%%

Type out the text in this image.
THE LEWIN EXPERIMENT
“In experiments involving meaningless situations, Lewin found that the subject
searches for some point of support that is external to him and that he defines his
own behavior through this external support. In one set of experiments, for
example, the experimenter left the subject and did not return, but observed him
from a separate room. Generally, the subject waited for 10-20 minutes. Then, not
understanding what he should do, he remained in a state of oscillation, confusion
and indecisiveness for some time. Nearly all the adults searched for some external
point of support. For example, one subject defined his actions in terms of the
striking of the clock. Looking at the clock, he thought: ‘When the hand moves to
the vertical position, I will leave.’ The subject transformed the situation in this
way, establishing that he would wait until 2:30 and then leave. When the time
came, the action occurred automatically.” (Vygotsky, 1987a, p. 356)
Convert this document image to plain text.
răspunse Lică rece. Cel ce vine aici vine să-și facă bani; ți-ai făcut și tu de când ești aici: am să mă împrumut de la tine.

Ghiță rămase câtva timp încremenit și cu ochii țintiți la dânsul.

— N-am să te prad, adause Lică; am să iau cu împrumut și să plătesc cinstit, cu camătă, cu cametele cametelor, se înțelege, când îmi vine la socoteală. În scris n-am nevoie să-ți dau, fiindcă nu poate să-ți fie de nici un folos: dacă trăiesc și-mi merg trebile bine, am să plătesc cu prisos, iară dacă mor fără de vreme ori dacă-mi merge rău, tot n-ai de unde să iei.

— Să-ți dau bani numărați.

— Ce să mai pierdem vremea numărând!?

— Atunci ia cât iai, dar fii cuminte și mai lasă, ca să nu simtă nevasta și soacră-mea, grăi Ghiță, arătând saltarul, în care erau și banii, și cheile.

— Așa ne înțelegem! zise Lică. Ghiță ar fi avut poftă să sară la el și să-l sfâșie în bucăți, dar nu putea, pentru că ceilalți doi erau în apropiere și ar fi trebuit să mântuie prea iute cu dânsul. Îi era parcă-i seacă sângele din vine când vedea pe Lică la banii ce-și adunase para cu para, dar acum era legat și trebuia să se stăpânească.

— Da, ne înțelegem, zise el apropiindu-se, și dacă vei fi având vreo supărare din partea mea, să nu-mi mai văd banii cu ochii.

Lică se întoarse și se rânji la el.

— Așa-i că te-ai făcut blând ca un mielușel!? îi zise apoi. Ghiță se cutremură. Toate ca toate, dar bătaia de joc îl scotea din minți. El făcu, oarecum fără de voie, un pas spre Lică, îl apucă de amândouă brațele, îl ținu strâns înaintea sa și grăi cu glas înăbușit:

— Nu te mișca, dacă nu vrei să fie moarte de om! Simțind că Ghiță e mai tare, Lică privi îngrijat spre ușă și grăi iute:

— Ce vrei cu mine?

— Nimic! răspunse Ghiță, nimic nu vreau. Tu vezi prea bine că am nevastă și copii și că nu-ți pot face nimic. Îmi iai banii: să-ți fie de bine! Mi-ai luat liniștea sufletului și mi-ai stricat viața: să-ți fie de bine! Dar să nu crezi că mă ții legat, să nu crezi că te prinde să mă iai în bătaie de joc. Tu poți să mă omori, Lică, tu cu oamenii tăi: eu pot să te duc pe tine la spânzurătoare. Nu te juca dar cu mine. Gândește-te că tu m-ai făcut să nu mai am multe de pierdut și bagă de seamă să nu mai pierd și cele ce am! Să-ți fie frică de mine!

%%

* _Exercise requirements_: Search the data above for the string "vrei" and copy each line that has it.

* _Task response_:
— Nu te mișca, dacă nu vrei să fie moarte de om! Simțind că Ghiță e mai tare, Lică privi îngrijat spre ușă și grăi iute:
— Ce vrei cu mine?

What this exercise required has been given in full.